- Stored entries
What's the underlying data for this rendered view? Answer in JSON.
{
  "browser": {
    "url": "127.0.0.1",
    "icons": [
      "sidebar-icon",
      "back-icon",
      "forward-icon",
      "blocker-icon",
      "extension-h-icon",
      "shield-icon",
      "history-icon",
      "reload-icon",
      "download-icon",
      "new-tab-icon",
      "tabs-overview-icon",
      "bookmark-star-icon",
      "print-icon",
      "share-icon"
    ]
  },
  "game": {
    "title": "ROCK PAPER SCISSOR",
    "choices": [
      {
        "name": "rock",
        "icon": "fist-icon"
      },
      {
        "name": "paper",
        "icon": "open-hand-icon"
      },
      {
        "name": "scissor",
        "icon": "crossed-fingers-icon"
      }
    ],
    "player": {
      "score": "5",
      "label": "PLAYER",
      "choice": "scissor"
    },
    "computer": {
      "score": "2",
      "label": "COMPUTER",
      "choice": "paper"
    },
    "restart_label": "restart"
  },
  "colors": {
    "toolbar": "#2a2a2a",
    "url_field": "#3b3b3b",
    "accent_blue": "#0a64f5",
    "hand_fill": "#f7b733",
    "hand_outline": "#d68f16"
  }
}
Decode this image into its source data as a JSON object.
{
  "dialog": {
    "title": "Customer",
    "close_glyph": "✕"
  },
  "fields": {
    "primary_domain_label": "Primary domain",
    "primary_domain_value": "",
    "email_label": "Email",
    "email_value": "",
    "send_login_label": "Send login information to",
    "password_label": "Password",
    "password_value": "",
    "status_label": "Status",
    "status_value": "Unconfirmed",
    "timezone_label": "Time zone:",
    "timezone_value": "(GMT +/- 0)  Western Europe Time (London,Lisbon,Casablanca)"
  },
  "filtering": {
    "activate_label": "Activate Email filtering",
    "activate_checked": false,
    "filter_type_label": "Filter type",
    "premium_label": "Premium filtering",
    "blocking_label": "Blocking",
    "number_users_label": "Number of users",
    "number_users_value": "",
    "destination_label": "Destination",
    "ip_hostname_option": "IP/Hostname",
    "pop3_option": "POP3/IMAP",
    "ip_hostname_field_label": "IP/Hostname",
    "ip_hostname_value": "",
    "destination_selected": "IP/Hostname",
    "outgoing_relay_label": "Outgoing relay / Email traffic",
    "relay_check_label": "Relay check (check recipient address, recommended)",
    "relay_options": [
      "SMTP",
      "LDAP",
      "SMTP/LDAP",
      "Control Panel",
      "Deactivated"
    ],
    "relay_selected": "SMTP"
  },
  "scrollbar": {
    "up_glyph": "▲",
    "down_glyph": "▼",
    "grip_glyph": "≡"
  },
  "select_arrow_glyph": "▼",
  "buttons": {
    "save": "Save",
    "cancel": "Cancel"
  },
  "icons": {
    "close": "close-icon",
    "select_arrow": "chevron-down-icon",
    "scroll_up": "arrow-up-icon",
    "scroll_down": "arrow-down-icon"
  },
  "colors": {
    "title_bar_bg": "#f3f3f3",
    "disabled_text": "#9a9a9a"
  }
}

- What needs to be done
Working from the material above, retype it in its entirety without change.

- Expected answer
What's the underlying data for this rendered view? Answer in JSON.
{
  "browser": {
    "url": "127.0.0.1",
    "icons": [
      "sidebar-icon",
      "back-icon",
      "forward-icon",
      "blocker-icon",
      "extension-h-icon",
      "shield-icon",
      "history-icon",
      "reload-icon",
      "download-icon",
      "new-tab-icon",
      "tabs-overview-icon",
      "bookmark-star-icon",
      "print-icon",
      "share-icon"
    ]
  },
  "game": {
    "title": "ROCK PAPER SCISSOR",
    "choices": [
      {
        "name": "rock",
        "icon": "fist-icon"
      },
      {
        "name": "paper",
        "icon": "open-hand-icon"
      },
      {
        "name": "scissor",
        "icon": "crossed-fingers-icon"
      }
    ],
    "player": {
      "score": "5",
      "label": "PLAYER",
      "choice": "scissor"
    },
    "computer": {
      "score": "2",
      "label": "COMPUTER",
      "choice": "paper"
    },
    "restart_label": "restart"
  },
  "colors": {
    "toolbar": "#2a2a2a",
    "url_field": "#3b3b3b",
    "accent_blue": "#0a64f5",
    "hand_fill": "#f7b733",
    "hand_outline": "#d68f16"
  }
}
Decode this image into its source data as a JSON object.
{
  "dialog": {
    "title": "Customer",
    "close_glyph": "✕"
  },
  "fields": {
    "primary_domain_label": "Primary domain",
    "primary_domain_value": "",
    "email_label": "Email",
    "email_value": "",
    "send_login_label": "Send login information to",
    "password_label": "Password",
    "password_value": "",
    "status_label": "Status",
    "status_value": "Unconfirmed",
    "timezone_label": "Time zone:",
    "timezone_value": "(GMT +/- 0)  Western Europe Time (London,Lisbon,Casablanca)"
  },
  "filtering": {
    "activate_label": "Activate Email filtering",
    "activate_checked": false,
    "filter_type_label": "Filter type",
    "premium_label": "Premium filtering",
    "blocking_label": "Blocking",
    "number_users_label": "Number of users",
    "number_users_value": "",
    "destination_label": "Destination",
    "ip_hostname_option": "IP/Hostname",
    "pop3_option": "POP3/IMAP",
    "ip_hostname_field_label": "IP/Hostname",
    "ip_hostname_value": "",
    "destination_selected": "IP/Hostname",
    "outgoing_relay_label": "Outgoing relay / Email traffic",
    "relay_check_label": "Relay check (check recipient address, recommended)",
    "relay_options": [
      "SMTP",
      "LDAP",
      "SMTP/LDAP",
      "Control Panel",
      "Deactivated"
    ],
    "relay_selected": "SMTP"
  },
  "scrollbar": {
    "up_glyph": "▲",
    "down_glyph": "▼",
    "grip_glyph": "≡"
  },
  "select_arrow_glyph": "▼",
  "buttons": {
    "save": "Save",
    "cancel": "Cancel"
  },
  "icons": {
    "close": "close-icon",
    "select_arrow": "chevron-down-icon",
    "scroll_up": "arrow-up-icon",
    "scroll_down": "arrow-down-icon"
  },
  "colors": {
    "title_bar_bg": "#f3f3f3",
    "disabled_text": "#9a9a9a"
  }
}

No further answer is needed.